►

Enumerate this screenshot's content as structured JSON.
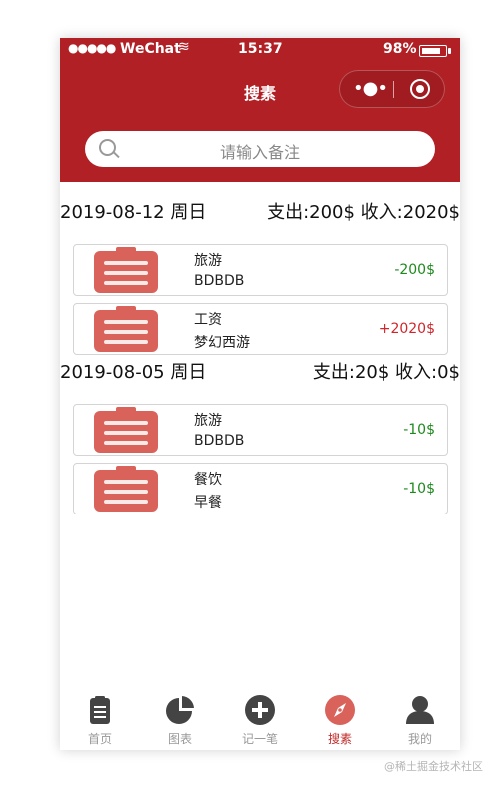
{
  "status": {
    "carrier": "WeChat",
    "time": "15:37",
    "battery": "98%"
  },
  "navbar": {
    "title": "搜素"
  },
  "search": {
    "placeholder": "请输入备注"
  },
  "groups": [
    {
      "date": "2019-08-12 周日",
      "totals": "支出:200$ 收入:2020$",
      "items": [
        {
          "category": "旅游",
          "note": "BDBDB",
          "amount": "-200$",
          "type": "expense"
        },
        {
          "category": "工资",
          "note": "梦幻西游",
          "amount": "+2020$",
          "type": "income"
        }
      ]
    },
    {
      "date": "2019-08-05 周日",
      "totals": "支出:20$ 收入:0$",
      "items": [
        {
          "category": "旅游",
          "note": "BDBDB",
          "amount": "-10$",
          "type": "expense"
        },
        {
          "category": "餐饮",
          "note": "早餐",
          "amount": "-10$",
          "type": "expense"
        }
      ]
    }
  ],
  "tabs": [
    {
      "label": "首页",
      "icon": "clipboard-icon",
      "active": false
    },
    {
      "label": "图表",
      "icon": "pie-chart-icon",
      "active": false
    },
    {
      "label": "记一笔",
      "icon": "plus-circle-icon",
      "active": false
    },
    {
      "label": "搜素",
      "icon": "compass-icon",
      "active": true
    },
    {
      "label": "我的",
      "icon": "user-icon",
      "active": false
    }
  ],
  "colors": {
    "brand": "#b02025",
    "expense": "#1e8a1e",
    "income": "#d0262b",
    "active_tab": "#c02a2a"
  },
  "watermark": "@稀土掘金技术社区"
}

◄

> SET PROBLEM
Every entry above needs to be retyped exactly; drop the pictures.

> RESPONSE
Enumerate this screenshot's content as structured JSON.
{
  "status": {
    "carrier": "WeChat",
    "time": "15:37",
    "battery": "98%"
  },
  "navbar": {
    "title": "搜素"
  },
  "search": {
    "placeholder": "请输入备注"
  },
  "groups": [
    {
      "date": "2019-08-12 周日",
      "totals": "支出:200$ 收入:2020$",
      "items": [
        {
          "category": "旅游",
          "note": "BDBDB",
          "amount": "-200$",
          "type": "expense"
        },
        {
          "category": "工资",
          "note": "梦幻西游",
          "amount": "+2020$",
          "type": "income"
        }
      ]
    },
    {
      "date": "2019-08-05 周日",
      "totals": "支出:20$ 收入:0$",
      "items": [
        {
          "category": "旅游",
          "note": "BDBDB",
          "amount": "-10$",
          "type": "expense"
        },
        {
          "category": "餐饮",
          "note": "早餐",
          "amount": "-10$",
          "type": "expense"
        }
      ]
    }
  ],
  "tabs": [
    {
      "label": "首页",
      "icon": "clipboard-icon",
      "active": false
    },
    {
      "label": "图表",
      "icon": "pie-chart-icon",
      "active": false
    },
    {
      "label": "记一笔",
      "icon": "plus-circle-icon",
      "active": false
    },
    {
      "label": "搜素",
      "icon": "compass-icon",
      "active": true
    },
    {
      "label": "我的",
      "icon": "user-icon",
      "active": false
    }
  ],
  "colors": {
    "brand": "#b02025",
    "expense": "#1e8a1e",
    "income": "#d0262b",
    "active_tab": "#c02a2a"
  },
  "watermark": "@稀土掘金技术社区"
}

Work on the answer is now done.